:: MATERIAL FOR THIS EXERCISE

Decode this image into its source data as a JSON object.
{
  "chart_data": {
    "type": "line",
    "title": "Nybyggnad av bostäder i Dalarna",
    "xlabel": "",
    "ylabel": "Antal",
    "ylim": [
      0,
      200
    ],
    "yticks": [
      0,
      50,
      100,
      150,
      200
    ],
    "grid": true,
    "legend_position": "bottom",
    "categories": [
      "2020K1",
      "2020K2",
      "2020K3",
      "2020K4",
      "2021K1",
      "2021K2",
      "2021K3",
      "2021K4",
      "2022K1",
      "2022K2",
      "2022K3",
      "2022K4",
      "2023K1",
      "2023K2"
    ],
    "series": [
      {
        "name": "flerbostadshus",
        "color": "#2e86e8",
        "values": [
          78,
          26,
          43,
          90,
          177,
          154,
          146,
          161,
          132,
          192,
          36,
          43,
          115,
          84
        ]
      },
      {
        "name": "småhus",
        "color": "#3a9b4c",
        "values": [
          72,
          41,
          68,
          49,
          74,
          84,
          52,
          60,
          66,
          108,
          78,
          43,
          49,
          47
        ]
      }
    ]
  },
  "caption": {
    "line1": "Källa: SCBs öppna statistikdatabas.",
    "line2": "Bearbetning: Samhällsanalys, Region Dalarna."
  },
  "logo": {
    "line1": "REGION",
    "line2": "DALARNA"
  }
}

::::

**INSTRUCTIONS TO FOLLOW**
Each entry above is to be set down again in exactly the same words.

**FULL OUTPUT**
Decode this image into its source data as a JSON object.
{
  "chart_data": {
    "type": "line",
    "title": "Nybyggnad av bostäder i Dalarna",
    "xlabel": "",
    "ylabel": "Antal",
    "ylim": [
      0,
      200
    ],
    "yticks": [
      0,
      50,
      100,
      150,
      200
    ],
    "grid": true,
    "legend_position": "bottom",
    "categories": [
      "2020K1",
      "2020K2",
      "2020K3",
      "2020K4",
      "2021K1",
      "2021K2",
      "2021K3",
      "2021K4",
      "2022K1",
      "2022K2",
      "2022K3",
      "2022K4",
      "2023K1",
      "2023K2"
    ],
    "series": [
      {
        "name": "flerbostadshus",
        "color": "#2e86e8",
        "values": [
          78,
          26,
          43,
          90,
          177,
          154,
          146,
          161,
          132,
          192,
          36,
          43,
          115,
          84
        ]
      },
      {
        "name": "småhus",
        "color": "#3a9b4c",
        "values": [
          72,
          41,
          68,
          49,
          74,
          84,
          52,
          60,
          66,
          108,
          78,
          43,
          49,
          47
        ]
      }
    ]
  },
  "caption": {
    "line1": "Källa: SCBs öppna statistikdatabas.",
    "line2": "Bearbetning: Samhällsanalys, Region Dalarna."
  },
  "logo": {
    "line1": "REGION",
    "line2": "DALARNA"
  }
}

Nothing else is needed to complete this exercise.